> _Brief_
Whenever a line below holds the word "milions", copy that line.

--- Input for this task ---

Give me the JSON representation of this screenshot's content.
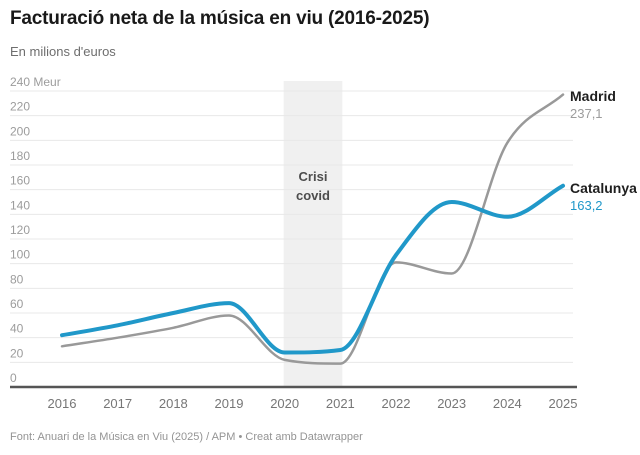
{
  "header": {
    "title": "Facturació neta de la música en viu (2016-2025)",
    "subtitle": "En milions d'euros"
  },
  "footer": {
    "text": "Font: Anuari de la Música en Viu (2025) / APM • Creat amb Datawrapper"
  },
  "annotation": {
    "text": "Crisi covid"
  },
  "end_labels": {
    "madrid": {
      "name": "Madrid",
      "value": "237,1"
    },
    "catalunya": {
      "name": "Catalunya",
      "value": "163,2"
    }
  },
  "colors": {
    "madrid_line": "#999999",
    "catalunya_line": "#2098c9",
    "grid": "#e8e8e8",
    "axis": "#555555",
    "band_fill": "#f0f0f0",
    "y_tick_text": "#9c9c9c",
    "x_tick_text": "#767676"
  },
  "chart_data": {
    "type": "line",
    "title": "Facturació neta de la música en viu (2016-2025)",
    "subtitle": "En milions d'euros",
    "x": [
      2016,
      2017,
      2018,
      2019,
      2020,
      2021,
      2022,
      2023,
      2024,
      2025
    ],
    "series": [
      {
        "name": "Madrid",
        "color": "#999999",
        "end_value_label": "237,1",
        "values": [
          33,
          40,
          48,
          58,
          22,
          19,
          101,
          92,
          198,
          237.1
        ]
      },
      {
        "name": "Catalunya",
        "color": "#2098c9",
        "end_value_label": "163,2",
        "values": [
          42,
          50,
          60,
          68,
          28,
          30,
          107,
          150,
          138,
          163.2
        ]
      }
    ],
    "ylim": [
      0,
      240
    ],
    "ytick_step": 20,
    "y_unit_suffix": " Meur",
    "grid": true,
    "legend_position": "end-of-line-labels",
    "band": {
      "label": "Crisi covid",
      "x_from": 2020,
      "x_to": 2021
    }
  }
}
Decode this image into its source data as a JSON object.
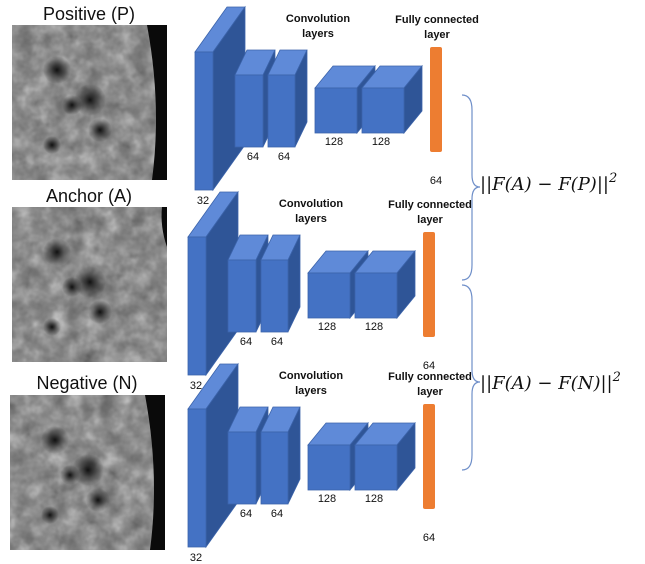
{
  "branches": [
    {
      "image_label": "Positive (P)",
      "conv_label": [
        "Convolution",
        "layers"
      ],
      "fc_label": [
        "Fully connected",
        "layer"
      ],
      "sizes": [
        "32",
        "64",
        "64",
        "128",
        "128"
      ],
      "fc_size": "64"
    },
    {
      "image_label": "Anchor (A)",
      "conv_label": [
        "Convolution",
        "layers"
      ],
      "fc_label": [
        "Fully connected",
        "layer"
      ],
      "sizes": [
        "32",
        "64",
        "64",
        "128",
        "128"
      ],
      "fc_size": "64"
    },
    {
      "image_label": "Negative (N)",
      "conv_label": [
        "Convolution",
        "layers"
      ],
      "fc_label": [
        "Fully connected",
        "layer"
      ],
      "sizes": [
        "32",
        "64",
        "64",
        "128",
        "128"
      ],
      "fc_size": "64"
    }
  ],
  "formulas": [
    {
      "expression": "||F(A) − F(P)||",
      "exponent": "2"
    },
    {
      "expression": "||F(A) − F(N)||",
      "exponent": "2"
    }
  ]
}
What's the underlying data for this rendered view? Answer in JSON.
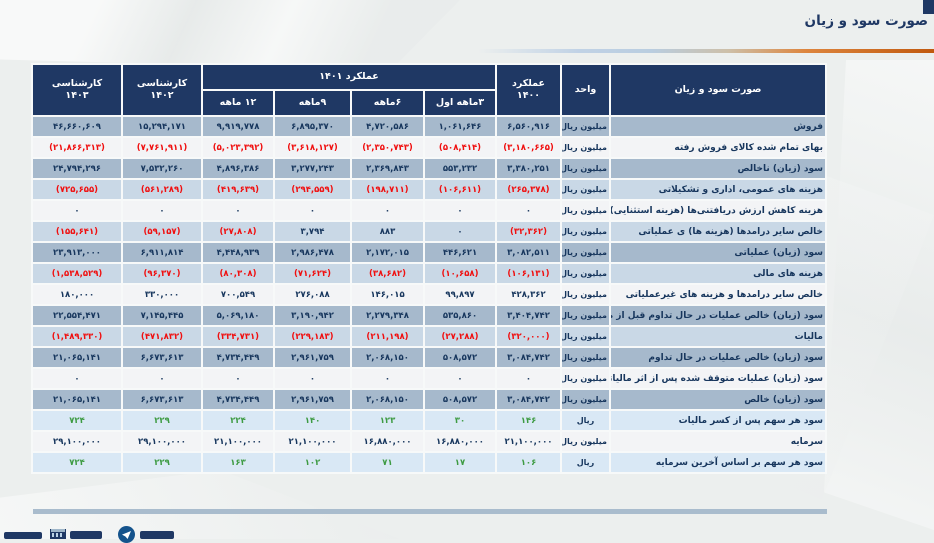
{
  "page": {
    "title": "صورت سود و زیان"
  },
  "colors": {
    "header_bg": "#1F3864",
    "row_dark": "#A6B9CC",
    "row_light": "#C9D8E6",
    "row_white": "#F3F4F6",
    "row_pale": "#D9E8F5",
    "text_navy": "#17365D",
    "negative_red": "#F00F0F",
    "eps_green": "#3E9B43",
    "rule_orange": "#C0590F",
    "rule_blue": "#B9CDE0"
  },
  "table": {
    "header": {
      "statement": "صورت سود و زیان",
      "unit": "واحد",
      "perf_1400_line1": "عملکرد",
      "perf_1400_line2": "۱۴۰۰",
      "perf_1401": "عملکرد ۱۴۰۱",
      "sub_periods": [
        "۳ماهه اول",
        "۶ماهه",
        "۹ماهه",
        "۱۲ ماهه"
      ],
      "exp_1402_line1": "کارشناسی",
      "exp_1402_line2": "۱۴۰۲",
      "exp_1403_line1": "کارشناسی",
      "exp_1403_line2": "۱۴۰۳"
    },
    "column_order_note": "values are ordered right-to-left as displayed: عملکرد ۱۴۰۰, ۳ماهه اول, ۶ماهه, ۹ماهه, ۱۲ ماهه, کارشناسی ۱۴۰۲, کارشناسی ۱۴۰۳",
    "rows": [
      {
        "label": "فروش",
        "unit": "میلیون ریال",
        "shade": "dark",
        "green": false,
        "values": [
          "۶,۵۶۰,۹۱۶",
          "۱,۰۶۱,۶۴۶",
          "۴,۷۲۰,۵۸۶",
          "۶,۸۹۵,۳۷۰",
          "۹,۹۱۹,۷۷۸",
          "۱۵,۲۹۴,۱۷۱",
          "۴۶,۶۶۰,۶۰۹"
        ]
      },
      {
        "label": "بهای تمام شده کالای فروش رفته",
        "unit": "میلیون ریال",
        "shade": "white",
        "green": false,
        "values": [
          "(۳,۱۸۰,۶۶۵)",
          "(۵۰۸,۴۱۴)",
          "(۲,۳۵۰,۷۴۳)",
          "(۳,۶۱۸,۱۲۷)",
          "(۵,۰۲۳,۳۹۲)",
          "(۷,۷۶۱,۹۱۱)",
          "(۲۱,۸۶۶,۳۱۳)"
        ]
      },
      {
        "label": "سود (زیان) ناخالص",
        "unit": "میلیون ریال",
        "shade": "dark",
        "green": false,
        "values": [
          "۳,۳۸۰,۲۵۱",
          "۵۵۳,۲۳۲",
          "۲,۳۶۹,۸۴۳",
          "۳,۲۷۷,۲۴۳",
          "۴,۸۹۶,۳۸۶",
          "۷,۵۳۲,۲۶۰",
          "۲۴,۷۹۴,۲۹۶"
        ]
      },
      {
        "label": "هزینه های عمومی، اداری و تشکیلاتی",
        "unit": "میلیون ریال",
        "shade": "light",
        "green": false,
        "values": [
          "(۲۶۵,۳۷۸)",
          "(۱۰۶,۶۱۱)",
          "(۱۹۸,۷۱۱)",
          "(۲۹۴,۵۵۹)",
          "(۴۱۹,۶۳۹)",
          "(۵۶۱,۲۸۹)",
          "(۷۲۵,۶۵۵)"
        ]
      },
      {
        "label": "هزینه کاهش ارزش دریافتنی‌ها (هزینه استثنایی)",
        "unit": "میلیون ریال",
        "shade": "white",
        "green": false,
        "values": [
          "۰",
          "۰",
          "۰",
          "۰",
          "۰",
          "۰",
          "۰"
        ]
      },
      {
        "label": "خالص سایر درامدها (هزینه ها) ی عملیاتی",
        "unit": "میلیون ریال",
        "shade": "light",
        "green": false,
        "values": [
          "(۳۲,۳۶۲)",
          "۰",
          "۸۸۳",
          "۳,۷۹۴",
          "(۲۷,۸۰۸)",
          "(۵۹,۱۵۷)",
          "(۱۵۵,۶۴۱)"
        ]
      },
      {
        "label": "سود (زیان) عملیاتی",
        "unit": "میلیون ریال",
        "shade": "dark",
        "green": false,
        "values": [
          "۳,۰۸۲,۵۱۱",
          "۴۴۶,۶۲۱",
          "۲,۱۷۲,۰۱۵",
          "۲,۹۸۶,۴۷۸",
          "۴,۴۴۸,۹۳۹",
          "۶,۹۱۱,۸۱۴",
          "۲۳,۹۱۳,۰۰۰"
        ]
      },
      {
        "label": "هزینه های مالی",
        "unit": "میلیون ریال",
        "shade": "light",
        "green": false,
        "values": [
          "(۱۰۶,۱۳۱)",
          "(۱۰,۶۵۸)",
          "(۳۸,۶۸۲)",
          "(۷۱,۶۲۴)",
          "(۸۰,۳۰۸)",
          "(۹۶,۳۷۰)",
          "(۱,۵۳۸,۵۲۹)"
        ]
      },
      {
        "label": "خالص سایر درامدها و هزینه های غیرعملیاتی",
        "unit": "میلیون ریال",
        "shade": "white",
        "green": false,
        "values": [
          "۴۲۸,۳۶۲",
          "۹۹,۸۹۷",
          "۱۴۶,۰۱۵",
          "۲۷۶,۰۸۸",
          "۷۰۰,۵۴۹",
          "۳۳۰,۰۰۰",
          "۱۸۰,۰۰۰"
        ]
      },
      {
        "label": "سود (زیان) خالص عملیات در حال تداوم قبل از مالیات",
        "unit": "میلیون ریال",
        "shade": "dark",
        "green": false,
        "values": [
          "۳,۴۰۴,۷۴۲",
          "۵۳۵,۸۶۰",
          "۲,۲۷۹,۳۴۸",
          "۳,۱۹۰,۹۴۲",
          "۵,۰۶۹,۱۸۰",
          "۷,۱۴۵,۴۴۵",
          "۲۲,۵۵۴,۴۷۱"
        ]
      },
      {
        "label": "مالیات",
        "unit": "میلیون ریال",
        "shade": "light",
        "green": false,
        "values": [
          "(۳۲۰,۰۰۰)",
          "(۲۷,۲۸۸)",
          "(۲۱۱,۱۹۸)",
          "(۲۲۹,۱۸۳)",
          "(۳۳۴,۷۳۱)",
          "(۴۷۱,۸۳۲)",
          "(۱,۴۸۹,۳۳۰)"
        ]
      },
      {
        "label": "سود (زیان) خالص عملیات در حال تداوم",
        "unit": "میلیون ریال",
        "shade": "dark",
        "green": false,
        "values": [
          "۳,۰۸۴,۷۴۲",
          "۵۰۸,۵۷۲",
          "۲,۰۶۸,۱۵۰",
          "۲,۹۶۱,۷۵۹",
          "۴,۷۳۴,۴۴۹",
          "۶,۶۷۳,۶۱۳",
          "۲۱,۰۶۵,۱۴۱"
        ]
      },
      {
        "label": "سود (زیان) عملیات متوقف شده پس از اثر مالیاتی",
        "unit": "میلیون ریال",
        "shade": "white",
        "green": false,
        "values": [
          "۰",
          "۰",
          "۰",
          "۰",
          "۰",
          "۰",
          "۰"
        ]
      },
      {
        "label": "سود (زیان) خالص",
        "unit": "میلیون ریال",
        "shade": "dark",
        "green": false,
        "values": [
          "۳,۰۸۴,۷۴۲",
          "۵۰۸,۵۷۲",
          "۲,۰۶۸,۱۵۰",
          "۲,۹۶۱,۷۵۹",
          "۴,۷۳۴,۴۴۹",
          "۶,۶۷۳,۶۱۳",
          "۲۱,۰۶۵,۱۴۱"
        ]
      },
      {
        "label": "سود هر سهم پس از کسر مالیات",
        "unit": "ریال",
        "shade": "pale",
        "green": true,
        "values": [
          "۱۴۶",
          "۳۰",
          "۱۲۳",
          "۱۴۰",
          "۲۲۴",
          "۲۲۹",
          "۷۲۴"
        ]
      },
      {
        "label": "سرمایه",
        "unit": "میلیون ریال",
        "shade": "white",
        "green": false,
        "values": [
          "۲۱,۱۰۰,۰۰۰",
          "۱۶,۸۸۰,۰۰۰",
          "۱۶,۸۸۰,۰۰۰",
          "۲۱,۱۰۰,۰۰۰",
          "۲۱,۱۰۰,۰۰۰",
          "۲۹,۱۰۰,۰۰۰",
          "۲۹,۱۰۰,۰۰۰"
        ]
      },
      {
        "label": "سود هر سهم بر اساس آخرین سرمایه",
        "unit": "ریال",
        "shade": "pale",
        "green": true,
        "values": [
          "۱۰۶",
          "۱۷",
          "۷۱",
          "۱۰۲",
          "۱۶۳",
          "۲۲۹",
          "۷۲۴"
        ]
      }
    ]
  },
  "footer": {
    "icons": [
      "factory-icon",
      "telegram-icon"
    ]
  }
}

---

> _Right answer_
    "subtitle": "En milions d'euros"
    "subtitle": "En milions d'euros",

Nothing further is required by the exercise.